Aim: Output the entries verbatim, including every line.

Entries provided:

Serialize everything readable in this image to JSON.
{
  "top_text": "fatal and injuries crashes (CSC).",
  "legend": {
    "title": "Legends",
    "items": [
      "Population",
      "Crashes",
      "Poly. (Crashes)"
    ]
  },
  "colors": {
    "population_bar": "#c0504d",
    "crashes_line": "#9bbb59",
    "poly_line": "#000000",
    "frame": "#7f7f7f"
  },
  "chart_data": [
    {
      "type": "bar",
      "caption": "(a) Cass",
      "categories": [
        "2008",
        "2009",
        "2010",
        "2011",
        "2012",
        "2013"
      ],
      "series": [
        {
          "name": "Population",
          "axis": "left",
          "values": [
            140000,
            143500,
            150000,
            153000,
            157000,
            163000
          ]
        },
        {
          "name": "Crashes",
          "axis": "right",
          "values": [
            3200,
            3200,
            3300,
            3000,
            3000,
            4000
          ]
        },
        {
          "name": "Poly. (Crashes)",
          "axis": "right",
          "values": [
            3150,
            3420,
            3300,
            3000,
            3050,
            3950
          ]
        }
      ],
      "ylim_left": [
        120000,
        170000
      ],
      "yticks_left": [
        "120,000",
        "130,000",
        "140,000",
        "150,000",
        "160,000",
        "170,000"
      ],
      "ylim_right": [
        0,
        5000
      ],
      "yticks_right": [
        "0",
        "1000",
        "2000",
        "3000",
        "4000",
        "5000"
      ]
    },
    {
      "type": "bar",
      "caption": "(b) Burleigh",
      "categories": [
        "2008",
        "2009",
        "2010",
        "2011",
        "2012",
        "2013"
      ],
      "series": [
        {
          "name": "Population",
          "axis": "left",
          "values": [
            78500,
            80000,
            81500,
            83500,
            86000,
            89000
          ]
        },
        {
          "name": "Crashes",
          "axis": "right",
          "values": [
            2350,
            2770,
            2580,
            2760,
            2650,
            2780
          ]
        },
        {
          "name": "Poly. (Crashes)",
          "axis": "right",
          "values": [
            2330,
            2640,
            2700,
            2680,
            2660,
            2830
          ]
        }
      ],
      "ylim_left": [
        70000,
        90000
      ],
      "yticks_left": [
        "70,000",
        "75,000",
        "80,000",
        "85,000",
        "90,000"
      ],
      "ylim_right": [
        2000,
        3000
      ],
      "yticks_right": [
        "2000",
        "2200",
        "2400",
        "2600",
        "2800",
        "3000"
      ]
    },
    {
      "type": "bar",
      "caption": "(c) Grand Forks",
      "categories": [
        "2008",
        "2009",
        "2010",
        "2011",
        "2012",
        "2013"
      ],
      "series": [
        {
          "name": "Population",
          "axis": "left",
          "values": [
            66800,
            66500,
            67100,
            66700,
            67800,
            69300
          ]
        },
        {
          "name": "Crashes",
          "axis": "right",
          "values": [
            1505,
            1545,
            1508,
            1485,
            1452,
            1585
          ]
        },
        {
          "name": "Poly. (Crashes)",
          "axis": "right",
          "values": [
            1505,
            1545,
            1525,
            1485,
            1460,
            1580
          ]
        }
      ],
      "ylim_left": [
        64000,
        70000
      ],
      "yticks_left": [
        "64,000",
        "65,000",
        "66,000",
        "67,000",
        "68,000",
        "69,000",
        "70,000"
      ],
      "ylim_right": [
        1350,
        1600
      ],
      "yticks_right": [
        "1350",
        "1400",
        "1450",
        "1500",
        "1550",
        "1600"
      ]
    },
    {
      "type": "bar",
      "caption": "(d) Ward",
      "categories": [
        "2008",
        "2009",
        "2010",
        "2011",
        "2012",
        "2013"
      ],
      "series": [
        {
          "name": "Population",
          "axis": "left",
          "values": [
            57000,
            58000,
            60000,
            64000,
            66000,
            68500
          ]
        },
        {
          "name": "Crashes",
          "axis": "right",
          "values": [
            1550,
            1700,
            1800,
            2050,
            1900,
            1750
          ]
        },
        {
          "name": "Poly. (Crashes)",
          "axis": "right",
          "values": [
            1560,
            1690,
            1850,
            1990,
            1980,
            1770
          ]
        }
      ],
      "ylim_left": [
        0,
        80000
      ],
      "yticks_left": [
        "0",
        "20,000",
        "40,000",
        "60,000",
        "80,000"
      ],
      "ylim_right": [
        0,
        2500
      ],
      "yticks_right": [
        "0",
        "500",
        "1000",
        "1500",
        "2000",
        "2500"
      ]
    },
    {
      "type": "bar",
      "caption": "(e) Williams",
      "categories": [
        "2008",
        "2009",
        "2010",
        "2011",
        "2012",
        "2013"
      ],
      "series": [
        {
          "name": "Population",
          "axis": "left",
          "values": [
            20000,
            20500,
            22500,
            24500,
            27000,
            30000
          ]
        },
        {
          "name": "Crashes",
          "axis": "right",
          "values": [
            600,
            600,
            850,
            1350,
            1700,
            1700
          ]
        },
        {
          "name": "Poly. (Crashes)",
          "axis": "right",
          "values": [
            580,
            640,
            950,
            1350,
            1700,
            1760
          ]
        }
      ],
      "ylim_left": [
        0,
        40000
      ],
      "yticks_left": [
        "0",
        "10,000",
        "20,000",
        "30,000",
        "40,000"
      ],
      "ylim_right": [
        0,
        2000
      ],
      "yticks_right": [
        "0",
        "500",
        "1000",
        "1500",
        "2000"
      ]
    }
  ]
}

Solution to the exercise:
Serialize everything readable in this image to JSON.
{
  "top_text": "fatal and injuries crashes (CSC).",
  "legend": {
    "title": "Legends",
    "items": [
      "Population",
      "Crashes",
      "Poly. (Crashes)"
    ]
  },
  "colors": {
    "population_bar": "#c0504d",
    "crashes_line": "#9bbb59",
    "poly_line": "#000000",
    "frame": "#7f7f7f"
  },
  "chart_data": [
    {
      "type": "bar",
      "caption": "(a) Cass",
      "categories": [
        "2008",
        "2009",
        "2010",
        "2011",
        "2012",
        "2013"
      ],
      "series": [
        {
          "name": "Population",
          "axis": "left",
          "values": [
            140000,
            143500,
            150000,
            153000,
            157000,
            163000
          ]
        },
        {
          "name": "Crashes",
          "axis": "right",
          "values": [
            3200,
            3200,
            3300,
            3000,
            3000,
            4000
          ]
        },
        {
          "name": "Poly. (Crashes)",
          "axis": "right",
          "values": [
            3150,
            3420,
            3300,
            3000,
            3050,
            3950
          ]
        }
      ],
      "ylim_left": [
        120000,
        170000
      ],
      "yticks_left": [
        "120,000",
        "130,000",
        "140,000",
        "150,000",
        "160,000",
        "170,000"
      ],
      "ylim_right": [
        0,
        5000
      ],
      "yticks_right": [
        "0",
        "1000",
        "2000",
        "3000",
        "4000",
        "5000"
      ]
    },
    {
      "type": "bar",
      "caption": "(b) Burleigh",
      "categories": [
        "2008",
        "2009",
        "2010",
        "2011",
        "2012",
        "2013"
      ],
      "series": [
        {
          "name": "Population",
          "axis": "left",
          "values": [
            78500,
            80000,
            81500,
            83500,
            86000,
            89000
          ]
        },
        {
          "name": "Crashes",
          "axis": "right",
          "values": [
            2350,
            2770,
            2580,
            2760,
            2650,
            2780
          ]
        },
        {
          "name": "Poly. (Crashes)",
          "axis": "right",
          "values": [
            2330,
            2640,
            2700,
            2680,
            2660,
            2830
          ]
        }
      ],
      "ylim_left": [
        70000,
        90000
      ],
      "yticks_left": [
        "70,000",
        "75,000",
        "80,000",
        "85,000",
        "90,000"
      ],
      "ylim_right": [
        2000,
        3000
      ],
      "yticks_right": [
        "2000",
        "2200",
        "2400",
        "2600",
        "2800",
        "3000"
      ]
    },
    {
      "type": "bar",
      "caption": "(c) Grand Forks",
      "categories": [
        "2008",
        "2009",
        "2010",
        "2011",
        "2012",
        "2013"
      ],
      "series": [
        {
          "name": "Population",
          "axis": "left",
          "values": [
            66800,
            66500,
            67100,
            66700,
            67800,
            69300
          ]
        },
        {
          "name": "Crashes",
          "axis": "right",
          "values": [
            1505,
            1545,
            1508,
            1485,
            1452,
            1585
          ]
        },
        {
          "name": "Poly. (Crashes)",
          "axis": "right",
          "values": [
            1505,
            1545,
            1525,
            1485,
            1460,
            1580
          ]
        }
      ],
      "ylim_left": [
        64000,
        70000
      ],
      "yticks_left": [
        "64,000",
        "65,000",
        "66,000",
        "67,000",
        "68,000",
        "69,000",
        "70,000"
      ],
      "ylim_right": [
        1350,
        1600
      ],
      "yticks_right": [
        "1350",
        "1400",
        "1450",
        "1500",
        "1550",
        "1600"
      ]
    },
    {
      "type": "bar",
      "caption": "(d) Ward",
      "categories": [
        "2008",
        "2009",
        "2010",
        "2011",
        "2012",
        "2013"
      ],
      "series": [
        {
          "name": "Population",
          "axis": "left",
          "values": [
            57000,
            58000,
            60000,
            64000,
            66000,
            68500
          ]
        },
        {
          "name": "Crashes",
          "axis": "right",
          "values": [
            1550,
            1700,
            1800,
            2050,
            1900,
            1750
          ]
        },
        {
          "name": "Poly. (Crashes)",
          "axis": "right",
          "values": [
            1560,
            1690,
            1850,
            1990,
            1980,
            1770
          ]
        }
      ],
      "ylim_left": [
        0,
        80000
      ],
      "yticks_left": [
        "0",
        "20,000",
        "40,000",
        "60,000",
        "80,000"
      ],
      "ylim_right": [
        0,
        2500
      ],
      "yticks_right": [
        "0",
        "500",
        "1000",
        "1500",
        "2000",
        "2500"
      ]
    },
    {
      "type": "bar",
      "caption": "(e) Williams",
      "categories": [
        "2008",
        "2009",
        "2010",
        "2011",
        "2012",
        "2013"
      ],
      "series": [
        {
          "name": "Population",
          "axis": "left",
          "values": [
            20000,
            20500,
            22500,
            24500,
            27000,
            30000
          ]
        },
        {
          "name": "Crashes",
          "axis": "right",
          "values": [
            600,
            600,
            850,
            1350,
            1700,
            1700
          ]
        },
        {
          "name": "Poly. (Crashes)",
          "axis": "right",
          "values": [
            580,
            640,
            950,
            1350,
            1700,
            1760
          ]
        }
      ],
      "ylim_left": [
        0,
        40000
      ],
      "yticks_left": [
        "0",
        "10,000",
        "20,000",
        "30,000",
        "40,000"
      ],
      "ylim_right": [
        0,
        2000
      ],
      "yticks_right": [
        "0",
        "500",
        "1000",
        "1500",
        "2000"
      ]
    }
  ]
}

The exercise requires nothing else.